(Records from a collection of figures)

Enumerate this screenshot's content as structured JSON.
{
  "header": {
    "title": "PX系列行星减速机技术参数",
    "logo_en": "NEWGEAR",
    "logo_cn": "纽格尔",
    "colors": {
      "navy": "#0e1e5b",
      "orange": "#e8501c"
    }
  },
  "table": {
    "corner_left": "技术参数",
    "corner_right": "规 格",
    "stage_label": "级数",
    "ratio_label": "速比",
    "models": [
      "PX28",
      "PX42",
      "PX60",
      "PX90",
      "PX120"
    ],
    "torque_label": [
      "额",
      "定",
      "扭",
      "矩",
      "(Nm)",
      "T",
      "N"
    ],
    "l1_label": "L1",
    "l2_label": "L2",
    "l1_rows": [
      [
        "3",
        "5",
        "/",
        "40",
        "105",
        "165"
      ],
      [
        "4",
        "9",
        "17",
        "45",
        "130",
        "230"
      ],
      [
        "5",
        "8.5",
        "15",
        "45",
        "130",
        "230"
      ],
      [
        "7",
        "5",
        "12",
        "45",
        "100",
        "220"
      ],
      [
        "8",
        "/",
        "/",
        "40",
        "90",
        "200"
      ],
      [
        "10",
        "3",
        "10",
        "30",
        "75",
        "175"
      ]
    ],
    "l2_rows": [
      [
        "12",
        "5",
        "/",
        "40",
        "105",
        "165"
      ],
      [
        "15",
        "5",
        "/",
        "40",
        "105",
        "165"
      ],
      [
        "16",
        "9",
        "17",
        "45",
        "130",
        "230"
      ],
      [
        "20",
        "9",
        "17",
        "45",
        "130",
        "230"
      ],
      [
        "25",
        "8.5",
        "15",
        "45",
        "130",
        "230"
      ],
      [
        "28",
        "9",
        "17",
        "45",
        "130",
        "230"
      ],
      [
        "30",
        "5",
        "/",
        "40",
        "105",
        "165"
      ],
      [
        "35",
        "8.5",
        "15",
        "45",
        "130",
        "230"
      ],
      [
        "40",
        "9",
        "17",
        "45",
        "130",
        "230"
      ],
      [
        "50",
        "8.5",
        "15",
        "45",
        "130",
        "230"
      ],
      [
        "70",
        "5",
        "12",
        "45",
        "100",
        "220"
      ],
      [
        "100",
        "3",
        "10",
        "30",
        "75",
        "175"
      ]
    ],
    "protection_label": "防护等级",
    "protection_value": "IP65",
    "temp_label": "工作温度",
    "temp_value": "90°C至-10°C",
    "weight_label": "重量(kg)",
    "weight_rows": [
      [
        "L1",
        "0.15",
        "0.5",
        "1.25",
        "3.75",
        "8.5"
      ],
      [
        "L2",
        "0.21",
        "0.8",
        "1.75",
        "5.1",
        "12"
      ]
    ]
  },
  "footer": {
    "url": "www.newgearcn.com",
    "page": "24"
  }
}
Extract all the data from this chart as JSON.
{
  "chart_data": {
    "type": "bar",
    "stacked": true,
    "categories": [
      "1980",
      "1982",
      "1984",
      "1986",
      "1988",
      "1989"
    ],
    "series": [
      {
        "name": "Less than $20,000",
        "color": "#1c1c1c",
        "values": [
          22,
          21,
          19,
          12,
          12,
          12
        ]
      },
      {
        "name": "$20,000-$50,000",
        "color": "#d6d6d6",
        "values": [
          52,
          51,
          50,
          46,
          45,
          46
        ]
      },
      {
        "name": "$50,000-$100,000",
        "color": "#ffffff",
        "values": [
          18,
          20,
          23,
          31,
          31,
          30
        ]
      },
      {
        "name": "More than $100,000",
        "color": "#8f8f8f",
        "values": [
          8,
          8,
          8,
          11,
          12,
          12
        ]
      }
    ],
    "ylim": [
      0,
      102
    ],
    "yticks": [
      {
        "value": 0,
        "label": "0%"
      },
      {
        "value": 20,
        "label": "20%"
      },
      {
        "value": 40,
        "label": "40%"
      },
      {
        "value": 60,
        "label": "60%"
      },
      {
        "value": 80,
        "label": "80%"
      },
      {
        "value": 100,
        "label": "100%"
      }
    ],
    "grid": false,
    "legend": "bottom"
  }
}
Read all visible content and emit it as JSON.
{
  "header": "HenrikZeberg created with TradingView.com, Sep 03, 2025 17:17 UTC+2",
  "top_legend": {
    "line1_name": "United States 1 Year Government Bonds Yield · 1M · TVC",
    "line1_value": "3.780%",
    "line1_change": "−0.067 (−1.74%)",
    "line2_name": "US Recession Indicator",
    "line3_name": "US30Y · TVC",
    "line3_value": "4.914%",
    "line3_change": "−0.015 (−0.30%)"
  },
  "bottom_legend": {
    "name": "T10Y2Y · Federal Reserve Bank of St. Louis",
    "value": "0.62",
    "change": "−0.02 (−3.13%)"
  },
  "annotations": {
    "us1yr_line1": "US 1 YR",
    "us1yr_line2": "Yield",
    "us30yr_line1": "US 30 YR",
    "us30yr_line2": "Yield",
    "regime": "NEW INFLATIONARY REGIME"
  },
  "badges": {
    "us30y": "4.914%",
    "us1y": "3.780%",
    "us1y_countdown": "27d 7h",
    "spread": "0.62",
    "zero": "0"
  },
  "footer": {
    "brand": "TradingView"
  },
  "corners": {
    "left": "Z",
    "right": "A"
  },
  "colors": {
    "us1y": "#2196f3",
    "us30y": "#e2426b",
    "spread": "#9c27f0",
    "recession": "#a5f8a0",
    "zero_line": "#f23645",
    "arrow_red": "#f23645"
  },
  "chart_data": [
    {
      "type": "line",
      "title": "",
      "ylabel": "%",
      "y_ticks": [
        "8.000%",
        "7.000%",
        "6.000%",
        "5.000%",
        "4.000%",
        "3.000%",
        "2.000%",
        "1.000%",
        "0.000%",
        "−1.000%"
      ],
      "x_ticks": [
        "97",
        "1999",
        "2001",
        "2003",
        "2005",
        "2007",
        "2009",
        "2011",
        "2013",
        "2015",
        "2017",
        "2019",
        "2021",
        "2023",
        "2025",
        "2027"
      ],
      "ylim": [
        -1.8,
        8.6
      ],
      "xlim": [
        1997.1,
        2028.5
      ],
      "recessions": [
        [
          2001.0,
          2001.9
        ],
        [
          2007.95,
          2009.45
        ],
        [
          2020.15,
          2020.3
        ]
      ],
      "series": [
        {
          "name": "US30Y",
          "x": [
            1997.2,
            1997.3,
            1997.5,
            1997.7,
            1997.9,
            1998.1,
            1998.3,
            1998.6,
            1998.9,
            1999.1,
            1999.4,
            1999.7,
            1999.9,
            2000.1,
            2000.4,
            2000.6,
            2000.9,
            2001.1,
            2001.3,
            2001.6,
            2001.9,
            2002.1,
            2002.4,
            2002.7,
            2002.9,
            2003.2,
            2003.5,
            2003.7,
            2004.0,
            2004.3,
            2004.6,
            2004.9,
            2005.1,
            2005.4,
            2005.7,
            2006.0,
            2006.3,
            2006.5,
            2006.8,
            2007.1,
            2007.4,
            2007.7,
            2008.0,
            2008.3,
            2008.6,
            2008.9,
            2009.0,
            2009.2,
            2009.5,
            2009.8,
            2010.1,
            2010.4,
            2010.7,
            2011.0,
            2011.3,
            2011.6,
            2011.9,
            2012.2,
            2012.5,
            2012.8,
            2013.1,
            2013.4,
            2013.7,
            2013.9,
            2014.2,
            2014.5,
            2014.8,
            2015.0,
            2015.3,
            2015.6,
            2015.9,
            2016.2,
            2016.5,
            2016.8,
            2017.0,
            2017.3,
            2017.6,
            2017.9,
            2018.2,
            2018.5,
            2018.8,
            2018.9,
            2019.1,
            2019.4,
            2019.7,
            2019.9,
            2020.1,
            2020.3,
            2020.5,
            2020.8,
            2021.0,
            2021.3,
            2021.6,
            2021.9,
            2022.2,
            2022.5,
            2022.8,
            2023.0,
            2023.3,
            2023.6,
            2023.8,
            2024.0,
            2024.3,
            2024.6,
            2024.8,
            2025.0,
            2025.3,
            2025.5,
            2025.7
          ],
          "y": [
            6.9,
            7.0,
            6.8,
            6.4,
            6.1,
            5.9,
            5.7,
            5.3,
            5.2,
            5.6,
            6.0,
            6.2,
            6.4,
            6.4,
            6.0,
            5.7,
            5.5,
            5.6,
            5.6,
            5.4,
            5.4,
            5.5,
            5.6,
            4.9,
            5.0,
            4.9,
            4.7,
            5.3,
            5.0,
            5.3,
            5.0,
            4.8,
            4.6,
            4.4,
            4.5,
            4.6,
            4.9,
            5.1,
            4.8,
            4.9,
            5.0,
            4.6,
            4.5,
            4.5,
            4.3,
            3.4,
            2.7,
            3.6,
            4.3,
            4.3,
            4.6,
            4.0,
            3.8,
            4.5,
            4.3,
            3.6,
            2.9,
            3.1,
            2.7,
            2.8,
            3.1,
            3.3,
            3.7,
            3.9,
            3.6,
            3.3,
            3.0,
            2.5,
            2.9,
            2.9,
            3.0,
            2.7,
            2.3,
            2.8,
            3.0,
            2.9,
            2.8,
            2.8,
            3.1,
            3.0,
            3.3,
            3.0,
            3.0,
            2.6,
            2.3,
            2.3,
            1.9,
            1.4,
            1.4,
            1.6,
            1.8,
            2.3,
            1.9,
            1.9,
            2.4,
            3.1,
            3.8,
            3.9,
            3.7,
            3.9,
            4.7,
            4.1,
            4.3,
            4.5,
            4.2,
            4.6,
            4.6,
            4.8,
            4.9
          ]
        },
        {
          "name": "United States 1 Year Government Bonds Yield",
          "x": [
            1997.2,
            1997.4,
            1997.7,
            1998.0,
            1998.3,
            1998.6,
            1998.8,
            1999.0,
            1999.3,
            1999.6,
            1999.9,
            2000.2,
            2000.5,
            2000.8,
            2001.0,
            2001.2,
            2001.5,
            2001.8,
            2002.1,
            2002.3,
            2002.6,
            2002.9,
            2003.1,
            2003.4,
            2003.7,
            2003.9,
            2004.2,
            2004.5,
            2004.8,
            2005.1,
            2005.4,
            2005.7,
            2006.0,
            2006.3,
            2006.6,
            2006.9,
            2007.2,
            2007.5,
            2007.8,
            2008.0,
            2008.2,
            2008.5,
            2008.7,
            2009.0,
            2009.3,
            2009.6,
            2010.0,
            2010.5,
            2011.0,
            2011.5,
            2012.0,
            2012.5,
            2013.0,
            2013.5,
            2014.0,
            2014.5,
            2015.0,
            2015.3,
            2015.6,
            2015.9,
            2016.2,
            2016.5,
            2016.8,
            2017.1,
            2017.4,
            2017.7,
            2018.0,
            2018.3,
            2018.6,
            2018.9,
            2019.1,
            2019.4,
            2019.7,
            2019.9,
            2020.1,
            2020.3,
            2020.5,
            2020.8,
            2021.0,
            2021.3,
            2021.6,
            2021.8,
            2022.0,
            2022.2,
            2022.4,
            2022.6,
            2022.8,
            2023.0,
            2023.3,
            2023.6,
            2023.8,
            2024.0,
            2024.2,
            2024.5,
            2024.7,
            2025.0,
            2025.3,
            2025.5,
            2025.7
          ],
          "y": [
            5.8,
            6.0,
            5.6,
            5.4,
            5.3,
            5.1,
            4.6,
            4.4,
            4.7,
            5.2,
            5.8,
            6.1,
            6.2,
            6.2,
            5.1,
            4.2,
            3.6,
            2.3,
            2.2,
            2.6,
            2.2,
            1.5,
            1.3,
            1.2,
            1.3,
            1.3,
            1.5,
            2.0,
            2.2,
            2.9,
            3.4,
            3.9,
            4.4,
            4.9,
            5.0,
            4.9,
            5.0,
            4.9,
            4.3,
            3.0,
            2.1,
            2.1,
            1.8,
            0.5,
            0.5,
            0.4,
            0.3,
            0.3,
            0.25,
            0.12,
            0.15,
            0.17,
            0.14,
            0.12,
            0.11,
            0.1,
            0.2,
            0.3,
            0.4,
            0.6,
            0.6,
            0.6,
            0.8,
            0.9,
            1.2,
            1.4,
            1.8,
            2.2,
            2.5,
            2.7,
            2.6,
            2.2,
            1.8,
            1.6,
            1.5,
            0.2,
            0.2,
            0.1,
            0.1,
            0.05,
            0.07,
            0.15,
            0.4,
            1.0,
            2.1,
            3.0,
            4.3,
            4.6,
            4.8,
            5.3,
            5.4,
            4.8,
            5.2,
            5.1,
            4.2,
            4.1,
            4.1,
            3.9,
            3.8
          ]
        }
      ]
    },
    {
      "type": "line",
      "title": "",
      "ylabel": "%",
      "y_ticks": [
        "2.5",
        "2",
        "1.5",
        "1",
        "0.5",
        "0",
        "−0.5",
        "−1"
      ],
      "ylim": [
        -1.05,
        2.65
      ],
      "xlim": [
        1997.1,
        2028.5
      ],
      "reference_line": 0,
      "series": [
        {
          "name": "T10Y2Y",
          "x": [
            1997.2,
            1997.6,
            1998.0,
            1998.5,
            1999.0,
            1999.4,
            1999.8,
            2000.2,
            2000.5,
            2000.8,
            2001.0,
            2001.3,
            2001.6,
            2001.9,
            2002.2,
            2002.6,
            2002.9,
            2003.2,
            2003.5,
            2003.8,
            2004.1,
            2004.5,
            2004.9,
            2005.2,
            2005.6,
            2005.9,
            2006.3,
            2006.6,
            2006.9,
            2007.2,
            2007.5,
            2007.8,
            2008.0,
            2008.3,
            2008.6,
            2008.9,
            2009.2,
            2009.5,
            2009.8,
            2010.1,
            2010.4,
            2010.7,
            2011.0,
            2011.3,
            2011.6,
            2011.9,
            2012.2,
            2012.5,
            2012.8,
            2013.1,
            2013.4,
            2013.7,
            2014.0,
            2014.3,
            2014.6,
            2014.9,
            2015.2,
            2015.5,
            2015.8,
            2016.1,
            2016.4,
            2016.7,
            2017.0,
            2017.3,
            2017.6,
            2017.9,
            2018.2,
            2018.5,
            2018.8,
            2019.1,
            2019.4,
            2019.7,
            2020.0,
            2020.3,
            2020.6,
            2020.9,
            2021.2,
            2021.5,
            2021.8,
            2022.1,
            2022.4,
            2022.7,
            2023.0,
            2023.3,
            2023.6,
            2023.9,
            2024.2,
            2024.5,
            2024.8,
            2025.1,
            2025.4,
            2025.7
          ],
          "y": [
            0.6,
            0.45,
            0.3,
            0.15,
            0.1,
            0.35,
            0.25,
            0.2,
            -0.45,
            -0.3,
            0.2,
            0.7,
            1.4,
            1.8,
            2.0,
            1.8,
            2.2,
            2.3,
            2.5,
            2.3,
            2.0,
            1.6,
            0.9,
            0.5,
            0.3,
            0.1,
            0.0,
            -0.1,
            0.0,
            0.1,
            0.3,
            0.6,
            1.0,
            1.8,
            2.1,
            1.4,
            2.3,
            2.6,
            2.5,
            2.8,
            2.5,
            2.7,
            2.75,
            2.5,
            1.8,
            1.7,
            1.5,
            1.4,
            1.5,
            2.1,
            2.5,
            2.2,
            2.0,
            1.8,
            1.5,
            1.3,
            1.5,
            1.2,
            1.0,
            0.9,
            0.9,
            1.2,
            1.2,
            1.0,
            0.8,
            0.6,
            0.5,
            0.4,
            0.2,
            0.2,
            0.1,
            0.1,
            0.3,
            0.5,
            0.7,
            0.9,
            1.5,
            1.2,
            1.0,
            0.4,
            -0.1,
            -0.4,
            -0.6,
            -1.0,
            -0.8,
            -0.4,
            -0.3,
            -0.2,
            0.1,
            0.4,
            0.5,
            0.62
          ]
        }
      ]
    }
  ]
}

(Given instruction) Of the lines in the listing above, how many hold the string "JSON"? Reply with the number only.

(Output below) 3